Collected data entries:
☆ ☆ ☆ ☆ ☆ ☆ ☆

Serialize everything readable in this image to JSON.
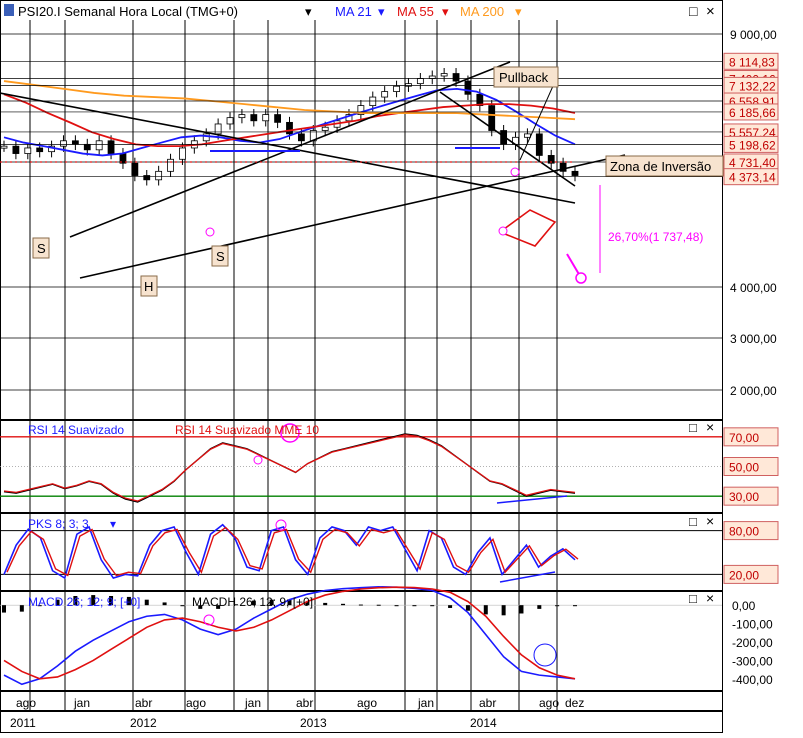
{
  "header": {
    "symbol": "PSI20.I Semanal Hora Local (TMG+0)",
    "ma21": "MA 21",
    "ma55": "MA 55",
    "ma200": "MA 200",
    "dropdown_glyph": "▾",
    "window_controls": {
      "restore": "□",
      "close": "×"
    }
  },
  "colors": {
    "background": "#ffffff",
    "grid": "#000000",
    "bull_candle": "#ffffff",
    "bear_candle": "#000000",
    "ma21": "#1a1aff",
    "ma55": "#e01010",
    "ma200": "#ff9a1e",
    "price_label_bg": "#ffe8d8",
    "price_label_border": "#d06060",
    "rsi_line": "#000000",
    "rsi_signal": "#e01010",
    "pks_fast": "#1a1aff",
    "pks_slow": "#e01010",
    "macd_line": "#1a1aff",
    "macd_signal": "#e01010",
    "annotation_magenta": "#ff00ff",
    "trendline": "#000000",
    "divergence": "#1a1aff"
  },
  "main_axis_labels": [
    "9 000,00",
    "4 000,00",
    "3 000,00",
    "2 000,00"
  ],
  "price_labels": [
    "8 114,83",
    "7 400,16",
    "7 132,22",
    "6 558,91",
    "6 185,66",
    "5 557,24",
    "5 198,62",
    "4 731,40",
    "4 373,14"
  ],
  "annotations": {
    "pullback": "Pullback",
    "zona_inversao": "Zona de Inversão",
    "pct_move": "26,70%(1 737,48)",
    "shoulder_left": "S",
    "shoulder_right": "S",
    "head": "H"
  },
  "rsi_panel": {
    "title": "RSI 14 Suavizado",
    "signal_title": "RSI 14 Suavizado MME 10",
    "axis_labels": [
      "70,00",
      "50,00",
      "30,00"
    ]
  },
  "pks_panel": {
    "title": "PKS 8; 3; 3",
    "axis_labels": [
      "80,00",
      "20,00"
    ]
  },
  "macd_panel": {
    "title": "MACD 26; 12; 9; [+0]",
    "hist_title": "MACDH 26; 12; 9; [+0]",
    "axis_labels": [
      "0,00",
      "-100,00",
      "-200,00",
      "-300,00",
      "-400,00"
    ]
  },
  "time_axis": {
    "months": [
      "ago",
      "jan",
      "abr",
      "ago",
      "jan",
      "abr",
      "ago",
      "jan",
      "abr",
      "ago",
      "dez"
    ],
    "years": [
      "2011",
      "2012",
      "2013",
      "2014"
    ]
  },
  "chart_data": {
    "type": "candlestick",
    "title": "PSI20.I Semanal Hora Local (TMG+0)",
    "period": "weekly",
    "x_start": "2011-06",
    "x_end": "2014-12",
    "ylim_main": [
      1200,
      9700
    ],
    "price_scale": "log",
    "close_approx": [
      5150,
      4950,
      5100,
      5000,
      5150,
      5300,
      5200,
      5050,
      5300,
      4950,
      4700,
      4400,
      4300,
      4500,
      4800,
      5100,
      5300,
      5500,
      5800,
      6000,
      6100,
      5900,
      6100,
      5850,
      5500,
      5300,
      5600,
      5700,
      5900,
      6100,
      6400,
      6700,
      6900,
      7100,
      7200,
      7400,
      7500,
      7600,
      7300,
      6800,
      6400,
      5600,
      5200,
      5400,
      5500,
      4900,
      4700,
      4500,
      4400
    ],
    "series": [
      {
        "name": "MA 21",
        "values": [
          5400,
          5250,
          5150,
          5050,
          4950,
          4900,
          4950,
          5100,
          5250,
          5400,
          5450,
          5400,
          5300,
          5250,
          5350,
          5550,
          5750,
          5950,
          6150,
          6350,
          6550,
          6750,
          6950,
          7000,
          6900,
          6600,
          6200,
          5800,
          5450,
          5200
        ]
      },
      {
        "name": "MA 55",
        "values": [
          6800,
          6500,
          6150,
          5850,
          5550,
          5350,
          5200,
          5150,
          5150,
          5200,
          5300,
          5400,
          5500,
          5600,
          5700,
          5800,
          5900,
          6050,
          6150,
          6250,
          6350,
          6400,
          6450,
          6450,
          6400,
          6300,
          6150
        ]
      },
      {
        "name": "MA 200",
        "values": [
          7300,
          7150,
          7000,
          6850,
          6750,
          6700,
          6650,
          6550,
          6450,
          6350,
          6250,
          6200,
          6150,
          6150,
          6150,
          6150,
          6100,
          6050,
          6000,
          5950
        ]
      }
    ],
    "horizontal_levels": [
      8114.83,
      7400.16,
      7132.22,
      6558.91,
      6185.66,
      5557.24,
      5198.62,
      4731.4,
      4373.14
    ],
    "pct_move": "26,70%(1 737,48)",
    "rsi": {
      "name": "RSI 14 Suavizado",
      "ylim": [
        20,
        80
      ],
      "levels": [
        70,
        50,
        30
      ],
      "values": [
        33,
        32,
        34,
        36,
        38,
        35,
        37,
        40,
        38,
        32,
        28,
        26,
        30,
        34,
        40,
        48,
        55,
        62,
        66,
        64,
        62,
        58,
        54,
        50,
        46,
        52,
        56,
        60,
        62,
        64,
        66,
        68,
        70,
        72,
        71,
        68,
        64,
        58,
        52,
        46,
        40,
        38,
        34,
        30,
        32,
        34,
        33,
        32
      ]
    },
    "pks": {
      "name": "PKS 8; 3; 3",
      "ylim": [
        0,
        100
      ],
      "levels": [
        80,
        20
      ],
      "values": [
        20,
        60,
        82,
        70,
        25,
        15,
        75,
        85,
        40,
        15,
        20,
        18,
        60,
        80,
        85,
        50,
        20,
        75,
        88,
        70,
        30,
        25,
        80,
        85,
        40,
        20,
        70,
        85,
        80,
        60,
        85,
        80,
        85,
        55,
        25,
        80,
        70,
        30,
        20,
        50,
        70,
        20,
        40,
        60,
        30,
        45,
        55,
        40
      ]
    },
    "macd": {
      "name": "MACD 26; 12; 9; [+0]",
      "ylim": [
        -450,
        50
      ],
      "macd_values": [
        -380,
        -430,
        -400,
        -330,
        -250,
        -190,
        -140,
        -90,
        -60,
        -50,
        -80,
        -130,
        -160,
        -130,
        -70,
        -20,
        30,
        60,
        80,
        90,
        95,
        100,
        98,
        92,
        80,
        40,
        -40,
        -160,
        -280,
        -360,
        -380,
        -390,
        -400
      ],
      "signal_values": [
        -300,
        -360,
        -400,
        -390,
        -350,
        -300,
        -240,
        -180,
        -120,
        -80,
        -70,
        -90,
        -120,
        -140,
        -120,
        -80,
        -30,
        20,
        55,
        75,
        88,
        95,
        98,
        96,
        88,
        70,
        20,
        -60,
        -170,
        -270,
        -340,
        -380,
        -400
      ]
    }
  }
}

☆ ☆ ☆ ☆ ☆ ☆ ☆

■ The problem: Reproduce every line exactly and omit all pictures.

■ Expected answer:
Serialize everything readable in this image to JSON.
{
  "header": {
    "symbol": "PSI20.I Semanal Hora Local (TMG+0)",
    "ma21": "MA 21",
    "ma55": "MA 55",
    "ma200": "MA 200",
    "dropdown_glyph": "▾",
    "window_controls": {
      "restore": "□",
      "close": "×"
    }
  },
  "colors": {
    "background": "#ffffff",
    "grid": "#000000",
    "bull_candle": "#ffffff",
    "bear_candle": "#000000",
    "ma21": "#1a1aff",
    "ma55": "#e01010",
    "ma200": "#ff9a1e",
    "price_label_bg": "#ffe8d8",
    "price_label_border": "#d06060",
    "rsi_line": "#000000",
    "rsi_signal": "#e01010",
    "pks_fast": "#1a1aff",
    "pks_slow": "#e01010",
    "macd_line": "#1a1aff",
    "macd_signal": "#e01010",
    "annotation_magenta": "#ff00ff",
    "trendline": "#000000",
    "divergence": "#1a1aff"
  },
  "main_axis_labels": [
    "9 000,00",
    "4 000,00",
    "3 000,00",
    "2 000,00"
  ],
  "price_labels": [
    "8 114,83",
    "7 400,16",
    "7 132,22",
    "6 558,91",
    "6 185,66",
    "5 557,24",
    "5 198,62",
    "4 731,40",
    "4 373,14"
  ],
  "annotations": {
    "pullback": "Pullback",
    "zona_inversao": "Zona de Inversão",
    "pct_move": "26,70%(1 737,48)",
    "shoulder_left": "S",
    "shoulder_right": "S",
    "head": "H"
  },
  "rsi_panel": {
    "title": "RSI 14 Suavizado",
    "signal_title": "RSI 14 Suavizado MME 10",
    "axis_labels": [
      "70,00",
      "50,00",
      "30,00"
    ]
  },
  "pks_panel": {
    "title": "PKS 8; 3; 3",
    "axis_labels": [
      "80,00",
      "20,00"
    ]
  },
  "macd_panel": {
    "title": "MACD 26; 12; 9; [+0]",
    "hist_title": "MACDH 26; 12; 9; [+0]",
    "axis_labels": [
      "0,00",
      "-100,00",
      "-200,00",
      "-300,00",
      "-400,00"
    ]
  },
  "time_axis": {
    "months": [
      "ago",
      "jan",
      "abr",
      "ago",
      "jan",
      "abr",
      "ago",
      "jan",
      "abr",
      "ago",
      "dez"
    ],
    "years": [
      "2011",
      "2012",
      "2013",
      "2014"
    ]
  },
  "chart_data": {
    "type": "candlestick",
    "title": "PSI20.I Semanal Hora Local (TMG+0)",
    "period": "weekly",
    "x_start": "2011-06",
    "x_end": "2014-12",
    "ylim_main": [
      1200,
      9700
    ],
    "price_scale": "log",
    "close_approx": [
      5150,
      4950,
      5100,
      5000,
      5150,
      5300,
      5200,
      5050,
      5300,
      4950,
      4700,
      4400,
      4300,
      4500,
      4800,
      5100,
      5300,
      5500,
      5800,
      6000,
      6100,
      5900,
      6100,
      5850,
      5500,
      5300,
      5600,
      5700,
      5900,
      6100,
      6400,
      6700,
      6900,
      7100,
      7200,
      7400,
      7500,
      7600,
      7300,
      6800,
      6400,
      5600,
      5200,
      5400,
      5500,
      4900,
      4700,
      4500,
      4400
    ],
    "series": [
      {
        "name": "MA 21",
        "values": [
          5400,
          5250,
          5150,
          5050,
          4950,
          4900,
          4950,
          5100,
          5250,
          5400,
          5450,
          5400,
          5300,
          5250,
          5350,
          5550,
          5750,
          5950,
          6150,
          6350,
          6550,
          6750,
          6950,
          7000,
          6900,
          6600,
          6200,
          5800,
          5450,
          5200
        ]
      },
      {
        "name": "MA 55",
        "values": [
          6800,
          6500,
          6150,
          5850,
          5550,
          5350,
          5200,
          5150,
          5150,
          5200,
          5300,
          5400,
          5500,
          5600,
          5700,
          5800,
          5900,
          6050,
          6150,
          6250,
          6350,
          6400,
          6450,
          6450,
          6400,
          6300,
          6150
        ]
      },
      {
        "name": "MA 200",
        "values": [
          7300,
          7150,
          7000,
          6850,
          6750,
          6700,
          6650,
          6550,
          6450,
          6350,
          6250,
          6200,
          6150,
          6150,
          6150,
          6150,
          6100,
          6050,
          6000,
          5950
        ]
      }
    ],
    "horizontal_levels": [
      8114.83,
      7400.16,
      7132.22,
      6558.91,
      6185.66,
      5557.24,
      5198.62,
      4731.4,
      4373.14
    ],
    "pct_move": "26,70%(1 737,48)",
    "rsi": {
      "name": "RSI 14 Suavizado",
      "ylim": [
        20,
        80
      ],
      "levels": [
        70,
        50,
        30
      ],
      "values": [
        33,
        32,
        34,
        36,
        38,
        35,
        37,
        40,
        38,
        32,
        28,
        26,
        30,
        34,
        40,
        48,
        55,
        62,
        66,
        64,
        62,
        58,
        54,
        50,
        46,
        52,
        56,
        60,
        62,
        64,
        66,
        68,
        70,
        72,
        71,
        68,
        64,
        58,
        52,
        46,
        40,
        38,
        34,
        30,
        32,
        34,
        33,
        32
      ]
    },
    "pks": {
      "name": "PKS 8; 3; 3",
      "ylim": [
        0,
        100
      ],
      "levels": [
        80,
        20
      ],
      "values": [
        20,
        60,
        82,
        70,
        25,
        15,
        75,
        85,
        40,
        15,
        20,
        18,
        60,
        80,
        85,
        50,
        20,
        75,
        88,
        70,
        30,
        25,
        80,
        85,
        40,
        20,
        70,
        85,
        80,
        60,
        85,
        80,
        85,
        55,
        25,
        80,
        70,
        30,
        20,
        50,
        70,
        20,
        40,
        60,
        30,
        45,
        55,
        40
      ]
    },
    "macd": {
      "name": "MACD 26; 12; 9; [+0]",
      "ylim": [
        -450,
        50
      ],
      "macd_values": [
        -380,
        -430,
        -400,
        -330,
        -250,
        -190,
        -140,
        -90,
        -60,
        -50,
        -80,
        -130,
        -160,
        -130,
        -70,
        -20,
        30,
        60,
        80,
        90,
        95,
        100,
        98,
        92,
        80,
        40,
        -40,
        -160,
        -280,
        -360,
        -380,
        -390,
        -400
      ],
      "signal_values": [
        -300,
        -360,
        -400,
        -390,
        -350,
        -300,
        -240,
        -180,
        -120,
        -80,
        -70,
        -90,
        -120,
        -140,
        -120,
        -80,
        -30,
        20,
        55,
        75,
        88,
        95,
        98,
        96,
        88,
        70,
        20,
        -60,
        -170,
        -270,
        -340,
        -380,
        -400
      ]
    }
  }
}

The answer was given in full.